───── Given records ─────

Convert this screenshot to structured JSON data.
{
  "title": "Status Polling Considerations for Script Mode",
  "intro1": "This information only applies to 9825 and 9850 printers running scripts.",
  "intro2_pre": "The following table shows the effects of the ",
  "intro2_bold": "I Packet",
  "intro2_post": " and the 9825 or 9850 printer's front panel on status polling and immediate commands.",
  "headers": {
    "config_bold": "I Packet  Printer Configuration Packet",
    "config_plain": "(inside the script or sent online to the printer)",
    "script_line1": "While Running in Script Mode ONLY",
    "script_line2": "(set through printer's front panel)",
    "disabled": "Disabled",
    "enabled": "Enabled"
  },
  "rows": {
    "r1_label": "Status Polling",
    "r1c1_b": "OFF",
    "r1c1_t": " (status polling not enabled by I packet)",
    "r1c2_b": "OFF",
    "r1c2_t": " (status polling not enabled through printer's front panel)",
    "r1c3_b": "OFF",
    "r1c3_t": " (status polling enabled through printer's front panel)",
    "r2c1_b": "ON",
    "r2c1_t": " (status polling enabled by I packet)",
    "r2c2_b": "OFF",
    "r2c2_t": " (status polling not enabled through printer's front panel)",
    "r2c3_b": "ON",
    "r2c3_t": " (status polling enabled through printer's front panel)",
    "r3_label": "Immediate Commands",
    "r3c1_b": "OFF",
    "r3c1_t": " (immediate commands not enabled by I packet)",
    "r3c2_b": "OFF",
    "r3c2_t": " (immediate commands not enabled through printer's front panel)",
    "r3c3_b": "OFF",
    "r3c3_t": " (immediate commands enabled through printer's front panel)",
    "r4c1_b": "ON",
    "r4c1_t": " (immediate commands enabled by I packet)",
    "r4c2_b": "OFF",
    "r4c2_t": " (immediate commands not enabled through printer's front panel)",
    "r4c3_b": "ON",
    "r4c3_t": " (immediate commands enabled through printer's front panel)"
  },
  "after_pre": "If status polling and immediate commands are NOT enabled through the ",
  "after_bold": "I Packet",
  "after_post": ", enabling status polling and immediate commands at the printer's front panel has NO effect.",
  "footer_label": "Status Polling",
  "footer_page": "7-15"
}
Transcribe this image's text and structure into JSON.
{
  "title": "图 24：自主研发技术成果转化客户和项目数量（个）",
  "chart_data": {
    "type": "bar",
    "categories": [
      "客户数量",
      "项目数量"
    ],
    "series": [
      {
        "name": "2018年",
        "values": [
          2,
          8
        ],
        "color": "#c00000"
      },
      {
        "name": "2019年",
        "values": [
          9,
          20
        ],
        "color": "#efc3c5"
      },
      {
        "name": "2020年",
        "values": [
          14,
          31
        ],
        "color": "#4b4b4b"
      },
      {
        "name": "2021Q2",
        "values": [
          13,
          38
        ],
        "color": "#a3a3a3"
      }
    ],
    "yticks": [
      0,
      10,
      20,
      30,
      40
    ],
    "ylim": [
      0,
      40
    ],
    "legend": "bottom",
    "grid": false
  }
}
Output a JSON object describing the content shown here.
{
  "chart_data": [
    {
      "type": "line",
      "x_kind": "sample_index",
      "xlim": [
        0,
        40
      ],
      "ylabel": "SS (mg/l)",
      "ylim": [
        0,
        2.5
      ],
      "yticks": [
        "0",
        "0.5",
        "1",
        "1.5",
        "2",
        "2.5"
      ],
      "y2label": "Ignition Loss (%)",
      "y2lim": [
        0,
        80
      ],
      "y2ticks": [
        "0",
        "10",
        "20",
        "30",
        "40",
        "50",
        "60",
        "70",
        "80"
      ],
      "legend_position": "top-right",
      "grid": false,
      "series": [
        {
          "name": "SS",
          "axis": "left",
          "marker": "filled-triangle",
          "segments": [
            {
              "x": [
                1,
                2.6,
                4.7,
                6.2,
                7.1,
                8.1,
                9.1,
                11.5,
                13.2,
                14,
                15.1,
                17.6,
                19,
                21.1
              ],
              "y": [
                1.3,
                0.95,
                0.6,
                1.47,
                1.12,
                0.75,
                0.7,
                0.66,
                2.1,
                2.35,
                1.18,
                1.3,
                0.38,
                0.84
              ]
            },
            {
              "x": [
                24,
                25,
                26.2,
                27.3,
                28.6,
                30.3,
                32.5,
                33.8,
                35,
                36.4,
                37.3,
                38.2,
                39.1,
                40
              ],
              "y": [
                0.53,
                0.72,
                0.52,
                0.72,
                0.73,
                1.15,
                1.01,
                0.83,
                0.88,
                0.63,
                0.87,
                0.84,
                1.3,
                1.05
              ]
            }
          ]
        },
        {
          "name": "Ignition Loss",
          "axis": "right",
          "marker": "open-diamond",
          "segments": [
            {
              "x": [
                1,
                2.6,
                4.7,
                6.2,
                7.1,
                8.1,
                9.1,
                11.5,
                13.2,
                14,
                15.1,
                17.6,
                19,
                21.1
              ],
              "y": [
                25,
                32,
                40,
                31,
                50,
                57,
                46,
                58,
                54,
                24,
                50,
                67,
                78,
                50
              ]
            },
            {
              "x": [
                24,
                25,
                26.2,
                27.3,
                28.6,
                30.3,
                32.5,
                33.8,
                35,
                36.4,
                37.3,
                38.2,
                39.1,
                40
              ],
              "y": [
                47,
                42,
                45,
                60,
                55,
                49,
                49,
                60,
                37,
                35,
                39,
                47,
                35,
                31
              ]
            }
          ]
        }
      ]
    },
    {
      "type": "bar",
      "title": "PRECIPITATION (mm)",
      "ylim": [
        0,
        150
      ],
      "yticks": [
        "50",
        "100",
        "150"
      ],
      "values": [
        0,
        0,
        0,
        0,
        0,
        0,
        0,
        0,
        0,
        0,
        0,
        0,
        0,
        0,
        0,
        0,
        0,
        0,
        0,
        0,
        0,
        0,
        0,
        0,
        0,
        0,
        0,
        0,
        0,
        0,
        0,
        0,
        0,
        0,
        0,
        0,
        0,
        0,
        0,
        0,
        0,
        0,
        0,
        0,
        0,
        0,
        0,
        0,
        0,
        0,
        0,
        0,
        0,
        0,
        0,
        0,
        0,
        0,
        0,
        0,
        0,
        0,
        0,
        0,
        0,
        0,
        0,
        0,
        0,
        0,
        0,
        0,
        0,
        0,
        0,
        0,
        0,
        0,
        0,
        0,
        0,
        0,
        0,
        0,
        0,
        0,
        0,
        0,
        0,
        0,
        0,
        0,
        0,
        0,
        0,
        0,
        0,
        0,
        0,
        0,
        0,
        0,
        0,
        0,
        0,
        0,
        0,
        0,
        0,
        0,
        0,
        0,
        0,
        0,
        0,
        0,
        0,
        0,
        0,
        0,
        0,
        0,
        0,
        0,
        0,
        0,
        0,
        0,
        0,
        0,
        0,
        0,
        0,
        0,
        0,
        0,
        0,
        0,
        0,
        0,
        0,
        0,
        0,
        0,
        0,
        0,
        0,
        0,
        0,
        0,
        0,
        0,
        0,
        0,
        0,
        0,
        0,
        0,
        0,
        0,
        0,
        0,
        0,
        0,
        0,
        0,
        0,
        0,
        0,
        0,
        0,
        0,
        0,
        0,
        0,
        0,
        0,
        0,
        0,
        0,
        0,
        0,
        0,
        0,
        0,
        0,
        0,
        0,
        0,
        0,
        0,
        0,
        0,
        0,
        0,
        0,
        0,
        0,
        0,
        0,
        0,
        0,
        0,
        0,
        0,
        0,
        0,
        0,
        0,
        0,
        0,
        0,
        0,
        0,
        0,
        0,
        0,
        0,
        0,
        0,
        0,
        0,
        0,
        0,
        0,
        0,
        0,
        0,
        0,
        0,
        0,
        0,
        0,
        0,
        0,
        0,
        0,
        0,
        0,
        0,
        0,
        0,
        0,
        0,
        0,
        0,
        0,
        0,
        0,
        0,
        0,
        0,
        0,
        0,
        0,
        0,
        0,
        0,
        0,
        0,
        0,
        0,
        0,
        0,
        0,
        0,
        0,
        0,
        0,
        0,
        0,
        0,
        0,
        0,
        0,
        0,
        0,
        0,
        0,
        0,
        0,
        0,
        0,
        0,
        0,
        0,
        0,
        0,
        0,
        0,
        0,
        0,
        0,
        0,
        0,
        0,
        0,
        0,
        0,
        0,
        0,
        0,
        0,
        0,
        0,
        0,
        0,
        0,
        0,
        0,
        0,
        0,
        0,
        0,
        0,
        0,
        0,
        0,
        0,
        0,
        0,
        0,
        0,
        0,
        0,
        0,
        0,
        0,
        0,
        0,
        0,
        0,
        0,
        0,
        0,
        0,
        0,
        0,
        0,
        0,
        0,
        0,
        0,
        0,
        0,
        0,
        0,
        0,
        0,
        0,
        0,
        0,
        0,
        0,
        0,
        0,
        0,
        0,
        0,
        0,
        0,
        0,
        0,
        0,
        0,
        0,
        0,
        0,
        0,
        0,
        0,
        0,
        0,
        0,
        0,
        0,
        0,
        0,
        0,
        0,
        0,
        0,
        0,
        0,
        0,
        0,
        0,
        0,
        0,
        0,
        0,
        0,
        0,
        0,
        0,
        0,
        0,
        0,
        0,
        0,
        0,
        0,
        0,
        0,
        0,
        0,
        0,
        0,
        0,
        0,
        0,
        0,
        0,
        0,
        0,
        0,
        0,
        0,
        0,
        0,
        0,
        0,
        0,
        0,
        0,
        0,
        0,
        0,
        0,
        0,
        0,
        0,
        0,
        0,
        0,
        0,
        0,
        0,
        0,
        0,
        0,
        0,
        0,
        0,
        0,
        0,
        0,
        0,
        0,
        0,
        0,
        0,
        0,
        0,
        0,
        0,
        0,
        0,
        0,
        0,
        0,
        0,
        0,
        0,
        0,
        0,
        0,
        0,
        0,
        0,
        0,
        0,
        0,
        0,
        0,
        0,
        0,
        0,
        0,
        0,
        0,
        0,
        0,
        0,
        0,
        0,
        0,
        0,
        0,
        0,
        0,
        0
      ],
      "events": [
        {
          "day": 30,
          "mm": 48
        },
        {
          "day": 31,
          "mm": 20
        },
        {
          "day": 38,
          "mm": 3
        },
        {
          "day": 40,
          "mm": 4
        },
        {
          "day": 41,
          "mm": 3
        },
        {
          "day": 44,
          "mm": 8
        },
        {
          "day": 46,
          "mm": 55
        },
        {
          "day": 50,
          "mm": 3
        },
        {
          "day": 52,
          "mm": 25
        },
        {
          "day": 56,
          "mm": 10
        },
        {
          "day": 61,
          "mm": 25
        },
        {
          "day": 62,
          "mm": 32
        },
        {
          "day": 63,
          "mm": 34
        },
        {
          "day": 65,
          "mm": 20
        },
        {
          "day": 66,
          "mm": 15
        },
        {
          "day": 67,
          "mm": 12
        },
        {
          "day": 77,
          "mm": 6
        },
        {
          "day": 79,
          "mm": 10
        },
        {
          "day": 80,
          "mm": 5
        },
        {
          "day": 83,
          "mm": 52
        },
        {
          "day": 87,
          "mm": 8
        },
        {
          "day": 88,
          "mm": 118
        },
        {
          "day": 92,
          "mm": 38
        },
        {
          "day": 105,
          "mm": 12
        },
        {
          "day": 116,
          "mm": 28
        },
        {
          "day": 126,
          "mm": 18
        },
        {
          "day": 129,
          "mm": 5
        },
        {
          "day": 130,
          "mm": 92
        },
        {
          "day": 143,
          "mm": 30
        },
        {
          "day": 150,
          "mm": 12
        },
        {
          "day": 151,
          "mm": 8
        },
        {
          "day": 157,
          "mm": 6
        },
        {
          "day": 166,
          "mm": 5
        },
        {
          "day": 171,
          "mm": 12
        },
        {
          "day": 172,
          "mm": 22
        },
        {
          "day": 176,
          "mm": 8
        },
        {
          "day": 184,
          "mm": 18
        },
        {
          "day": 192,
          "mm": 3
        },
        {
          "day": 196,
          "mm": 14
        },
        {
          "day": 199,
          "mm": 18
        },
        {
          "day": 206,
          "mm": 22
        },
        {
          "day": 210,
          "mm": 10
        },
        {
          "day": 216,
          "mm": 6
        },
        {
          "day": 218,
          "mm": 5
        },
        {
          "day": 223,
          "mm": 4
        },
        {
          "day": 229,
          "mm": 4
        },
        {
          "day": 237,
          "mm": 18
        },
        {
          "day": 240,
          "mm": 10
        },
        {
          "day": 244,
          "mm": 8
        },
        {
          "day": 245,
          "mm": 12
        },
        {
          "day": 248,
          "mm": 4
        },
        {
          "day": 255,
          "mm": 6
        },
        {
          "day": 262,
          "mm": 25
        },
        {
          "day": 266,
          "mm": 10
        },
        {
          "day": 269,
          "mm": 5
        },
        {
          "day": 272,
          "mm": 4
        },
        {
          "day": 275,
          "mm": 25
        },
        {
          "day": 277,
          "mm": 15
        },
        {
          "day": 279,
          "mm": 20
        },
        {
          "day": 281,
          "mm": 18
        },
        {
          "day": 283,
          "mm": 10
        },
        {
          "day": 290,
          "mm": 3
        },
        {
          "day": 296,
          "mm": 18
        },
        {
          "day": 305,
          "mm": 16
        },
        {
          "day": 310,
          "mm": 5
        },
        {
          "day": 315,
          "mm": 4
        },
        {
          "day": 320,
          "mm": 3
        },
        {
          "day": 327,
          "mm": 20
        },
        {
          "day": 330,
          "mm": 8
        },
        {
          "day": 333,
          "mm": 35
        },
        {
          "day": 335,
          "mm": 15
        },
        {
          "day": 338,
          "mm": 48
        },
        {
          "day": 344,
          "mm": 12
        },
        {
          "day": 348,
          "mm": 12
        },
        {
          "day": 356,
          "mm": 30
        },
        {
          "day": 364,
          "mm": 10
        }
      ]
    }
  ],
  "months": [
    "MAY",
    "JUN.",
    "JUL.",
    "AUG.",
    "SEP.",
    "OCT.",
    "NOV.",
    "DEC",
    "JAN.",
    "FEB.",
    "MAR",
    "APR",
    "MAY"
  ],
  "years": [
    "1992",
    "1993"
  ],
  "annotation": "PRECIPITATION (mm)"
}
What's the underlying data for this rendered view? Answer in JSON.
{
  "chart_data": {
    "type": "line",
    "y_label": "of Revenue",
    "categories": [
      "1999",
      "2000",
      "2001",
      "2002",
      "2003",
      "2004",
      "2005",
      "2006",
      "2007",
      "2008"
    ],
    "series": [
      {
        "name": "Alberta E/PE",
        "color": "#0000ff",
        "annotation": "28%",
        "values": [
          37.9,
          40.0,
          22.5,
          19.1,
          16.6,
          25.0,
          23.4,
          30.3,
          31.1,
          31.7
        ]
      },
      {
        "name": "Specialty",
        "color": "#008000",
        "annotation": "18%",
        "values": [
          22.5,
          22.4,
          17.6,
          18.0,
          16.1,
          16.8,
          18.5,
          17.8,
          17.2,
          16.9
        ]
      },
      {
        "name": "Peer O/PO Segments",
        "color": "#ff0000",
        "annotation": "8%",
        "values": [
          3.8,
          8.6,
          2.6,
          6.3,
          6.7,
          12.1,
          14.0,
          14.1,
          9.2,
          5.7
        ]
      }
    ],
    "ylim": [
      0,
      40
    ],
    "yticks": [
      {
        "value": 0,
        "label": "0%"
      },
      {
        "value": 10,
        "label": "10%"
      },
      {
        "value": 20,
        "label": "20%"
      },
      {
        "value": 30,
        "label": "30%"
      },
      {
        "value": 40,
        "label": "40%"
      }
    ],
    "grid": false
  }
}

─────

• [Requirement] Show every line from the entries above in which the word "Loss" appears.

• [Written reply]
      "y2label": "Ignition Loss (%)",
          "name": "Ignition Loss",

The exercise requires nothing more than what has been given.